Copy all of the material below exactly.

◆ ◆ ◆

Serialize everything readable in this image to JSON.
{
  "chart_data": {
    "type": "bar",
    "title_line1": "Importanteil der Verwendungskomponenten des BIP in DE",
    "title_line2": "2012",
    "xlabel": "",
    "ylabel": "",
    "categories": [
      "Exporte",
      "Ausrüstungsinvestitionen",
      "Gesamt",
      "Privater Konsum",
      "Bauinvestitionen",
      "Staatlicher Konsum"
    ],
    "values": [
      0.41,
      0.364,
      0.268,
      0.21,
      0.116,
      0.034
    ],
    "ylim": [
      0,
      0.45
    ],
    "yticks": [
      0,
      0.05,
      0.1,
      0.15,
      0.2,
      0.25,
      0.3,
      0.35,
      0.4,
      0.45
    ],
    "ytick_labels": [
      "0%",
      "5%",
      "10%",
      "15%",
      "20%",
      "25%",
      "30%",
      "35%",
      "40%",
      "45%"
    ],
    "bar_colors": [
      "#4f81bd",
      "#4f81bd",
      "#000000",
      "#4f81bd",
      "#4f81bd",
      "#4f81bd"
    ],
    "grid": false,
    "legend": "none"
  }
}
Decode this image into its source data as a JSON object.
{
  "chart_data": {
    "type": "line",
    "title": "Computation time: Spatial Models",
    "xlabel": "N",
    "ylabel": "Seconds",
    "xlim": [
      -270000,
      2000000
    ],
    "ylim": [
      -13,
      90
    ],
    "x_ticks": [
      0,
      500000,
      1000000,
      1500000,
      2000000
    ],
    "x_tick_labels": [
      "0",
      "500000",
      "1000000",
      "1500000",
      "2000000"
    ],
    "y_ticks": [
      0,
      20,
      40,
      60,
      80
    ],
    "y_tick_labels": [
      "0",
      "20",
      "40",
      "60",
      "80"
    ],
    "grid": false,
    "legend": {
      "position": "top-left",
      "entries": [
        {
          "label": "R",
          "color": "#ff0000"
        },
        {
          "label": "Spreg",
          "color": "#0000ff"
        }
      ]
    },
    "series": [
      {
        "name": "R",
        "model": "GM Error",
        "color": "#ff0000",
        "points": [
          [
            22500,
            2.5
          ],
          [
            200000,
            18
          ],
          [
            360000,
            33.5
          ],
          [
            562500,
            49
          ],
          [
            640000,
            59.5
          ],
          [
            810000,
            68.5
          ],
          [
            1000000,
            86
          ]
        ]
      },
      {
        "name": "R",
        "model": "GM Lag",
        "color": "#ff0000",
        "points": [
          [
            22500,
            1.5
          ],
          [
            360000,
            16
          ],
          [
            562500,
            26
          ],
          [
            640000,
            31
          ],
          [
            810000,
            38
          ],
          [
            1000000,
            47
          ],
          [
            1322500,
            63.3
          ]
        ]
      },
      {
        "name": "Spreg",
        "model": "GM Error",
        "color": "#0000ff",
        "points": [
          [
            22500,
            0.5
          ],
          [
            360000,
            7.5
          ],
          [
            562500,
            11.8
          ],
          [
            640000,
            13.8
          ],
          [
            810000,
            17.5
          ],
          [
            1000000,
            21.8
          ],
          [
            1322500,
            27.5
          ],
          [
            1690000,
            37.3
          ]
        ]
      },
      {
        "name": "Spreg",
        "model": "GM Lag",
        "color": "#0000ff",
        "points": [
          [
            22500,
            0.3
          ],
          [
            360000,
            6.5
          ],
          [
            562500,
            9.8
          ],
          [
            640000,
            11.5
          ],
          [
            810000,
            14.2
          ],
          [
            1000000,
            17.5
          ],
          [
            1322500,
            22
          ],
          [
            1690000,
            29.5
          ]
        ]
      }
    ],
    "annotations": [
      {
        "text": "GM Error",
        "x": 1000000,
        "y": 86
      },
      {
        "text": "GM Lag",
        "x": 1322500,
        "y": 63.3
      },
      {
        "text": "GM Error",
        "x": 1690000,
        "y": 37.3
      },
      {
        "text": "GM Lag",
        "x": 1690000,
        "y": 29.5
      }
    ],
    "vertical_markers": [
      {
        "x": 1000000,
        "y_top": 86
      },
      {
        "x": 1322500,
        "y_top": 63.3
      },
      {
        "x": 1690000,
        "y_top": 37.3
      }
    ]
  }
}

◆ ◆ ◆

• [Solution for this exercise]:
Serialize everything readable in this image to JSON.
{
  "chart_data": {
    "type": "bar",
    "title_line1": "Importanteil der Verwendungskomponenten des BIP in DE",
    "title_line2": "2012",
    "xlabel": "",
    "ylabel": "",
    "categories": [
      "Exporte",
      "Ausrüstungsinvestitionen",
      "Gesamt",
      "Privater Konsum",
      "Bauinvestitionen",
      "Staatlicher Konsum"
    ],
    "values": [
      0.41,
      0.364,
      0.268,
      0.21,
      0.116,
      0.034
    ],
    "ylim": [
      0,
      0.45
    ],
    "yticks": [
      0,
      0.05,
      0.1,
      0.15,
      0.2,
      0.25,
      0.3,
      0.35,
      0.4,
      0.45
    ],
    "ytick_labels": [
      "0%",
      "5%",
      "10%",
      "15%",
      "20%",
      "25%",
      "30%",
      "35%",
      "40%",
      "45%"
    ],
    "bar_colors": [
      "#4f81bd",
      "#4f81bd",
      "#000000",
      "#4f81bd",
      "#4f81bd",
      "#4f81bd"
    ],
    "grid": false,
    "legend": "none"
  }
}
Decode this image into its source data as a JSON object.
{
  "chart_data": {
    "type": "line",
    "title": "Computation time: Spatial Models",
    "xlabel": "N",
    "ylabel": "Seconds",
    "xlim": [
      -270000,
      2000000
    ],
    "ylim": [
      -13,
      90
    ],
    "x_ticks": [
      0,
      500000,
      1000000,
      1500000,
      2000000
    ],
    "x_tick_labels": [
      "0",
      "500000",
      "1000000",
      "1500000",
      "2000000"
    ],
    "y_ticks": [
      0,
      20,
      40,
      60,
      80
    ],
    "y_tick_labels": [
      "0",
      "20",
      "40",
      "60",
      "80"
    ],
    "grid": false,
    "legend": {
      "position": "top-left",
      "entries": [
        {
          "label": "R",
          "color": "#ff0000"
        },
        {
          "label": "Spreg",
          "color": "#0000ff"
        }
      ]
    },
    "series": [
      {
        "name": "R",
        "model": "GM Error",
        "color": "#ff0000",
        "points": [
          [
            22500,
            2.5
          ],
          [
            200000,
            18
          ],
          [
            360000,
            33.5
          ],
          [
            562500,
            49
          ],
          [
            640000,
            59.5
          ],
          [
            810000,
            68.5
          ],
          [
            1000000,
            86
          ]
        ]
      },
      {
        "name": "R",
        "model": "GM Lag",
        "color": "#ff0000",
        "points": [
          [
            22500,
            1.5
          ],
          [
            360000,
            16
          ],
          [
            562500,
            26
          ],
          [
            640000,
            31
          ],
          [
            810000,
            38
          ],
          [
            1000000,
            47
          ],
          [
            1322500,
            63.3
          ]
        ]
      },
      {
        "name": "Spreg",
        "model": "GM Error",
        "color": "#0000ff",
        "points": [
          [
            22500,
            0.5
          ],
          [
            360000,
            7.5
          ],
          [
            562500,
            11.8
          ],
          [
            640000,
            13.8
          ],
          [
            810000,
            17.5
          ],
          [
            1000000,
            21.8
          ],
          [
            1322500,
            27.5
          ],
          [
            1690000,
            37.3
          ]
        ]
      },
      {
        "name": "Spreg",
        "model": "GM Lag",
        "color": "#0000ff",
        "points": [
          [
            22500,
            0.3
          ],
          [
            360000,
            6.5
          ],
          [
            562500,
            9.8
          ],
          [
            640000,
            11.5
          ],
          [
            810000,
            14.2
          ],
          [
            1000000,
            17.5
          ],
          [
            1322500,
            22
          ],
          [
            1690000,
            29.5
          ]
        ]
      }
    ],
    "annotations": [
      {
        "text": "GM Error",
        "x": 1000000,
        "y": 86
      },
      {
        "text": "GM Lag",
        "x": 1322500,
        "y": 63.3
      },
      {
        "text": "GM Error",
        "x": 1690000,
        "y": 37.3
      },
      {
        "text": "GM Lag",
        "x": 1690000,
        "y": 29.5
      }
    ],
    "vertical_markers": [
      {
        "x": 1000000,
        "y_top": 86
      },
      {
        "x": 1322500,
        "y_top": 63.3
      },
      {
        "x": 1690000,
        "y_top": 37.3
      }
    ]
  }
}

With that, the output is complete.